* **YOUR TASK**
Give the records back in full, exactly as they read.
## start PROVIDED RECORDS
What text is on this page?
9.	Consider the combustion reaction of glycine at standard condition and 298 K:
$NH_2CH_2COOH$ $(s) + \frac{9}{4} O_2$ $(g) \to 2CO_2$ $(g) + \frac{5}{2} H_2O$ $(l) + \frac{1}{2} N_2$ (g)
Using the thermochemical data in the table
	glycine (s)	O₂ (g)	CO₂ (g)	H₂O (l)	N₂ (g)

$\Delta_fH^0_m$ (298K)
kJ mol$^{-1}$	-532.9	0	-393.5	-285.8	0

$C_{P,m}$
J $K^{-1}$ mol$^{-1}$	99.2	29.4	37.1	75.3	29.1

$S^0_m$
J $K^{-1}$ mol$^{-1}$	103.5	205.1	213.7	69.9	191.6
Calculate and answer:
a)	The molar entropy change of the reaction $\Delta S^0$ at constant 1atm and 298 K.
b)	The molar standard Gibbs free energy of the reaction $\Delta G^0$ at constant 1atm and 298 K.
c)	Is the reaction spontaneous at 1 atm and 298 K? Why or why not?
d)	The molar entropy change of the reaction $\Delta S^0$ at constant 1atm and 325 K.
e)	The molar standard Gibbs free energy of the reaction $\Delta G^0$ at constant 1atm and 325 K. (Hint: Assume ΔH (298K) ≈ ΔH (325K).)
## end PROVIDED RECORDS
* **FINAL RESULT**
What text is on this page?
9.	Consider the combustion reaction of glycine at standard condition and 298 K:
$NH_2CH_2COOH$ $(s) + \frac{9}{4} O_2$ $(g) \to 2CO_2$ $(g) + \frac{5}{2} H_2O$ $(l) + \frac{1}{2} N_2$ (g)
Using the thermochemical data in the table
	glycine (s)	O₂ (g)	CO₂ (g)	H₂O (l)	N₂ (g)

$\Delta_fH^0_m$ (298K)
kJ mol$^{-1}$	-532.9	0	-393.5	-285.8	0

$C_{P,m}$
J $K^{-1}$ mol$^{-1}$	99.2	29.4	37.1	75.3	29.1

$S^0_m$
J $K^{-1}$ mol$^{-1}$	103.5	205.1	213.7	69.9	191.6
Calculate and answer:
a)	The molar entropy change of the reaction $\Delta S^0$ at constant 1atm and 298 K.
b)	The molar standard Gibbs free energy of the reaction $\Delta G^0$ at constant 1atm and 298 K.
c)	Is the reaction spontaneous at 1 atm and 298 K? Why or why not?
d)	The molar entropy change of the reaction $\Delta S^0$ at constant 1atm and 325 K.
e)	The molar standard Gibbs free energy of the reaction $\Delta G^0$ at constant 1atm and 325 K. (Hint: Assume ΔH (298K) ≈ ΔH (325K).)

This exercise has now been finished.